* Aim of the exercise:
Below is a set of records. Repeat all of them exactly.
※ ※ ※
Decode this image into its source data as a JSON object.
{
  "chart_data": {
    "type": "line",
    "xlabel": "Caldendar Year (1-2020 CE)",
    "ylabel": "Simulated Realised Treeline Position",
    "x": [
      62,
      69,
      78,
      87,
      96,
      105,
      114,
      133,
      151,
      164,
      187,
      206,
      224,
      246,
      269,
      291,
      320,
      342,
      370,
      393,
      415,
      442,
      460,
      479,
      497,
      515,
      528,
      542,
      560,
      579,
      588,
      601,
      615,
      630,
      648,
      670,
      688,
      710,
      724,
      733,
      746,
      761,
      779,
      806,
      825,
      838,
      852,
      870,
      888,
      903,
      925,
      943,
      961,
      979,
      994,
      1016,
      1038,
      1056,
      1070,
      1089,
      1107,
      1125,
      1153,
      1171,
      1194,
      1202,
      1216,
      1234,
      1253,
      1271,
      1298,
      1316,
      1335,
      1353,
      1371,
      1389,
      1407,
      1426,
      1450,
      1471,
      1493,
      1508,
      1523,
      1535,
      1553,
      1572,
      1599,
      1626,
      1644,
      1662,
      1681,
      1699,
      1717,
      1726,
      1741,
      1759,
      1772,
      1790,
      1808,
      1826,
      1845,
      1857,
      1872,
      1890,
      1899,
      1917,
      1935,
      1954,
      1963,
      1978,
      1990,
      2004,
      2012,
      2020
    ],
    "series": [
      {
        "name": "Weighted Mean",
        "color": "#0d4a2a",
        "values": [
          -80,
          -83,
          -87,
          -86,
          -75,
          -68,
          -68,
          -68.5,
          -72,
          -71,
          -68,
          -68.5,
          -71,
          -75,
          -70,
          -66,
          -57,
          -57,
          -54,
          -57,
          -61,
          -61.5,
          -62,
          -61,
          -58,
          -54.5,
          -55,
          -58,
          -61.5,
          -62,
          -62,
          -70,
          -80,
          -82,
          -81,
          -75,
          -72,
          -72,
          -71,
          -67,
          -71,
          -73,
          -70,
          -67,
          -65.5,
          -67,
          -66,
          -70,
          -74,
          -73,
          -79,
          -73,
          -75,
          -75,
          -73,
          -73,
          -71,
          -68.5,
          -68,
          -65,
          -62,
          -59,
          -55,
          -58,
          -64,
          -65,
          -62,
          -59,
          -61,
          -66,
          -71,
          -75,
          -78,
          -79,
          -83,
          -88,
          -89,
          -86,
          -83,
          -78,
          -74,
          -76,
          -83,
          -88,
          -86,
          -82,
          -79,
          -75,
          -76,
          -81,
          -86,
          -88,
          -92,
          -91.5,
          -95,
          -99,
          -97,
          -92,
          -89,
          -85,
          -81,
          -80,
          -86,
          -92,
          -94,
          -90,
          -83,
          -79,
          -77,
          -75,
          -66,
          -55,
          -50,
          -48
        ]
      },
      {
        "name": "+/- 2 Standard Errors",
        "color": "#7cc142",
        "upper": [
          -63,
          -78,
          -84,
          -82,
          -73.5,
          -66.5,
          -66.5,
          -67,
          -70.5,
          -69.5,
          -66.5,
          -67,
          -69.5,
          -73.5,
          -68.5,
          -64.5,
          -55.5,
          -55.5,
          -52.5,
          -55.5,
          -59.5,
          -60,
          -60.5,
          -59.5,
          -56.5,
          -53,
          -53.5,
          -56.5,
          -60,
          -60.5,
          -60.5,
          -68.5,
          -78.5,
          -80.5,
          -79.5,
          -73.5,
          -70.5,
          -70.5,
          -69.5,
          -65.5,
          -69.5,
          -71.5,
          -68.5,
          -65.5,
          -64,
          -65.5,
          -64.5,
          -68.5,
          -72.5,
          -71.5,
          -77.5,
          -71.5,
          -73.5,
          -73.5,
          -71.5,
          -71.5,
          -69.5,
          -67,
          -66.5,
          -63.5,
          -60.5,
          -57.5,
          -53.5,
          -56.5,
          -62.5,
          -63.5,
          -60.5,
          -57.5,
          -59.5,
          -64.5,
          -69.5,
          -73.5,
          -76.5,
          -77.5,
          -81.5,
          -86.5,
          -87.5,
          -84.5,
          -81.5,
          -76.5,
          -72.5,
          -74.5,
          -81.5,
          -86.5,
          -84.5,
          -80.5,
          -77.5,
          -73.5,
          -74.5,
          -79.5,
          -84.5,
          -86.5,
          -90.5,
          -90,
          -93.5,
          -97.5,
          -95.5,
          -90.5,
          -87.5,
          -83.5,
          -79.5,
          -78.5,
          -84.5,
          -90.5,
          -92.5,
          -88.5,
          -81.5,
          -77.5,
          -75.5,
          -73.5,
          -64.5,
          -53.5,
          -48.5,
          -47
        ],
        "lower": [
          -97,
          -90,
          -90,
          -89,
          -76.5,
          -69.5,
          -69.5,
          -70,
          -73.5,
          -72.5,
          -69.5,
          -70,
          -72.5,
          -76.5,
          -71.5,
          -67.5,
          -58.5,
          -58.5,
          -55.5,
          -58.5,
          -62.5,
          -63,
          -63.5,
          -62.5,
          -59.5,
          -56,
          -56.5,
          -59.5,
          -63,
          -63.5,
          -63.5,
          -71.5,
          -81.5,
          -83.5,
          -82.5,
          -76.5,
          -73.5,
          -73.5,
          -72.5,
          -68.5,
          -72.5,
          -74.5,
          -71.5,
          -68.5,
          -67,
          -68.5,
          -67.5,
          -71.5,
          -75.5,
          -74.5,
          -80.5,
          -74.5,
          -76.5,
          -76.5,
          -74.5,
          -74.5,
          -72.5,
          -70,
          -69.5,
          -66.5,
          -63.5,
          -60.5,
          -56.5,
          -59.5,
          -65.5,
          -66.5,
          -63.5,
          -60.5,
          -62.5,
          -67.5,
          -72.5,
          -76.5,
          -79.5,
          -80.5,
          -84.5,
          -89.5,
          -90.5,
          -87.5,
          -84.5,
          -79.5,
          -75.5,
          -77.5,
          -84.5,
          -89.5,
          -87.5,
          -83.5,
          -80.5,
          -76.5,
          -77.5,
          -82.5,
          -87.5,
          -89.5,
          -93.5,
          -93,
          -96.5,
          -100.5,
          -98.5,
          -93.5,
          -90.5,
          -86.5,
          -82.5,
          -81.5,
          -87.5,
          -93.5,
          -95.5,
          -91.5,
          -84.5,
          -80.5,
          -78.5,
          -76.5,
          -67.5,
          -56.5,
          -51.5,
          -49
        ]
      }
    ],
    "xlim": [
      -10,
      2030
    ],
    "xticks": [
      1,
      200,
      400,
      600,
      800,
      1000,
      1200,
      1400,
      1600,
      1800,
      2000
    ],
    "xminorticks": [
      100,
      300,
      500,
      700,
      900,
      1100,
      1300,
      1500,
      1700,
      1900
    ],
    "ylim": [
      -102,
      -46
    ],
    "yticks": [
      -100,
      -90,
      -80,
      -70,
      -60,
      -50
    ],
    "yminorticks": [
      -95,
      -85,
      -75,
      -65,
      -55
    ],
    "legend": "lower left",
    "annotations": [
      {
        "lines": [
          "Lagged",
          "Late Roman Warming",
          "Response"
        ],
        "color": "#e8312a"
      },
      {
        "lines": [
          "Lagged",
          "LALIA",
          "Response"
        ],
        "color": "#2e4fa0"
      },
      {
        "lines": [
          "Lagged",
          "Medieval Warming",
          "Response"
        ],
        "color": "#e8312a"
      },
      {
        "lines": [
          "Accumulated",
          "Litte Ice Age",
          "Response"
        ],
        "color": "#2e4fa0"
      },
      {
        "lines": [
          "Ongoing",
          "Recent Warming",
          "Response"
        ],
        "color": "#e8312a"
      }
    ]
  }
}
※ ※ ※
* Solution to this problem:
Decode this image into its source data as a JSON object.
{
  "chart_data": {
    "type": "line",
    "xlabel": "Caldendar Year (1-2020 CE)",
    "ylabel": "Simulated Realised Treeline Position",
    "x": [
      62,
      69,
      78,
      87,
      96,
      105,
      114,
      133,
      151,
      164,
      187,
      206,
      224,
      246,
      269,
      291,
      320,
      342,
      370,
      393,
      415,
      442,
      460,
      479,
      497,
      515,
      528,
      542,
      560,
      579,
      588,
      601,
      615,
      630,
      648,
      670,
      688,
      710,
      724,
      733,
      746,
      761,
      779,
      806,
      825,
      838,
      852,
      870,
      888,
      903,
      925,
      943,
      961,
      979,
      994,
      1016,
      1038,
      1056,
      1070,
      1089,
      1107,
      1125,
      1153,
      1171,
      1194,
      1202,
      1216,
      1234,
      1253,
      1271,
      1298,
      1316,
      1335,
      1353,
      1371,
      1389,
      1407,
      1426,
      1450,
      1471,
      1493,
      1508,
      1523,
      1535,
      1553,
      1572,
      1599,
      1626,
      1644,
      1662,
      1681,
      1699,
      1717,
      1726,
      1741,
      1759,
      1772,
      1790,
      1808,
      1826,
      1845,
      1857,
      1872,
      1890,
      1899,
      1917,
      1935,
      1954,
      1963,
      1978,
      1990,
      2004,
      2012,
      2020
    ],
    "series": [
      {
        "name": "Weighted Mean",
        "color": "#0d4a2a",
        "values": [
          -80,
          -83,
          -87,
          -86,
          -75,
          -68,
          -68,
          -68.5,
          -72,
          -71,
          -68,
          -68.5,
          -71,
          -75,
          -70,
          -66,
          -57,
          -57,
          -54,
          -57,
          -61,
          -61.5,
          -62,
          -61,
          -58,
          -54.5,
          -55,
          -58,
          -61.5,
          -62,
          -62,
          -70,
          -80,
          -82,
          -81,
          -75,
          -72,
          -72,
          -71,
          -67,
          -71,
          -73,
          -70,
          -67,
          -65.5,
          -67,
          -66,
          -70,
          -74,
          -73,
          -79,
          -73,
          -75,
          -75,
          -73,
          -73,
          -71,
          -68.5,
          -68,
          -65,
          -62,
          -59,
          -55,
          -58,
          -64,
          -65,
          -62,
          -59,
          -61,
          -66,
          -71,
          -75,
          -78,
          -79,
          -83,
          -88,
          -89,
          -86,
          -83,
          -78,
          -74,
          -76,
          -83,
          -88,
          -86,
          -82,
          -79,
          -75,
          -76,
          -81,
          -86,
          -88,
          -92,
          -91.5,
          -95,
          -99,
          -97,
          -92,
          -89,
          -85,
          -81,
          -80,
          -86,
          -92,
          -94,
          -90,
          -83,
          -79,
          -77,
          -75,
          -66,
          -55,
          -50,
          -48
        ]
      },
      {
        "name": "+/- 2 Standard Errors",
        "color": "#7cc142",
        "upper": [
          -63,
          -78,
          -84,
          -82,
          -73.5,
          -66.5,
          -66.5,
          -67,
          -70.5,
          -69.5,
          -66.5,
          -67,
          -69.5,
          -73.5,
          -68.5,
          -64.5,
          -55.5,
          -55.5,
          -52.5,
          -55.5,
          -59.5,
          -60,
          -60.5,
          -59.5,
          -56.5,
          -53,
          -53.5,
          -56.5,
          -60,
          -60.5,
          -60.5,
          -68.5,
          -78.5,
          -80.5,
          -79.5,
          -73.5,
          -70.5,
          -70.5,
          -69.5,
          -65.5,
          -69.5,
          -71.5,
          -68.5,
          -65.5,
          -64,
          -65.5,
          -64.5,
          -68.5,
          -72.5,
          -71.5,
          -77.5,
          -71.5,
          -73.5,
          -73.5,
          -71.5,
          -71.5,
          -69.5,
          -67,
          -66.5,
          -63.5,
          -60.5,
          -57.5,
          -53.5,
          -56.5,
          -62.5,
          -63.5,
          -60.5,
          -57.5,
          -59.5,
          -64.5,
          -69.5,
          -73.5,
          -76.5,
          -77.5,
          -81.5,
          -86.5,
          -87.5,
          -84.5,
          -81.5,
          -76.5,
          -72.5,
          -74.5,
          -81.5,
          -86.5,
          -84.5,
          -80.5,
          -77.5,
          -73.5,
          -74.5,
          -79.5,
          -84.5,
          -86.5,
          -90.5,
          -90,
          -93.5,
          -97.5,
          -95.5,
          -90.5,
          -87.5,
          -83.5,
          -79.5,
          -78.5,
          -84.5,
          -90.5,
          -92.5,
          -88.5,
          -81.5,
          -77.5,
          -75.5,
          -73.5,
          -64.5,
          -53.5,
          -48.5,
          -47
        ],
        "lower": [
          -97,
          -90,
          -90,
          -89,
          -76.5,
          -69.5,
          -69.5,
          -70,
          -73.5,
          -72.5,
          -69.5,
          -70,
          -72.5,
          -76.5,
          -71.5,
          -67.5,
          -58.5,
          -58.5,
          -55.5,
          -58.5,
          -62.5,
          -63,
          -63.5,
          -62.5,
          -59.5,
          -56,
          -56.5,
          -59.5,
          -63,
          -63.5,
          -63.5,
          -71.5,
          -81.5,
          -83.5,
          -82.5,
          -76.5,
          -73.5,
          -73.5,
          -72.5,
          -68.5,
          -72.5,
          -74.5,
          -71.5,
          -68.5,
          -67,
          -68.5,
          -67.5,
          -71.5,
          -75.5,
          -74.5,
          -80.5,
          -74.5,
          -76.5,
          -76.5,
          -74.5,
          -74.5,
          -72.5,
          -70,
          -69.5,
          -66.5,
          -63.5,
          -60.5,
          -56.5,
          -59.5,
          -65.5,
          -66.5,
          -63.5,
          -60.5,
          -62.5,
          -67.5,
          -72.5,
          -76.5,
          -79.5,
          -80.5,
          -84.5,
          -89.5,
          -90.5,
          -87.5,
          -84.5,
          -79.5,
          -75.5,
          -77.5,
          -84.5,
          -89.5,
          -87.5,
          -83.5,
          -80.5,
          -76.5,
          -77.5,
          -82.5,
          -87.5,
          -89.5,
          -93.5,
          -93,
          -96.5,
          -100.5,
          -98.5,
          -93.5,
          -90.5,
          -86.5,
          -82.5,
          -81.5,
          -87.5,
          -93.5,
          -95.5,
          -91.5,
          -84.5,
          -80.5,
          -78.5,
          -76.5,
          -67.5,
          -56.5,
          -51.5,
          -49
        ]
      }
    ],
    "xlim": [
      -10,
      2030
    ],
    "xticks": [
      1,
      200,
      400,
      600,
      800,
      1000,
      1200,
      1400,
      1600,
      1800,
      2000
    ],
    "xminorticks": [
      100,
      300,
      500,
      700,
      900,
      1100,
      1300,
      1500,
      1700,
      1900
    ],
    "ylim": [
      -102,
      -46
    ],
    "yticks": [
      -100,
      -90,
      -80,
      -70,
      -60,
      -50
    ],
    "yminorticks": [
      -95,
      -85,
      -75,
      -65,
      -55
    ],
    "legend": "lower left",
    "annotations": [
      {
        "lines": [
          "Lagged",
          "Late Roman Warming",
          "Response"
        ],
        "color": "#e8312a"
      },
      {
        "lines": [
          "Lagged",
          "LALIA",
          "Response"
        ],
        "color": "#2e4fa0"
      },
      {
        "lines": [
          "Lagged",
          "Medieval Warming",
          "Response"
        ],
        "color": "#e8312a"
      },
      {
        "lines": [
          "Accumulated",
          "Litte Ice Age",
          "Response"
        ],
        "color": "#2e4fa0"
      },
      {
        "lines": [
          "Ongoing",
          "Recent Warming",
          "Response"
        ],
        "color": "#e8312a"
      }
    ]
  }
}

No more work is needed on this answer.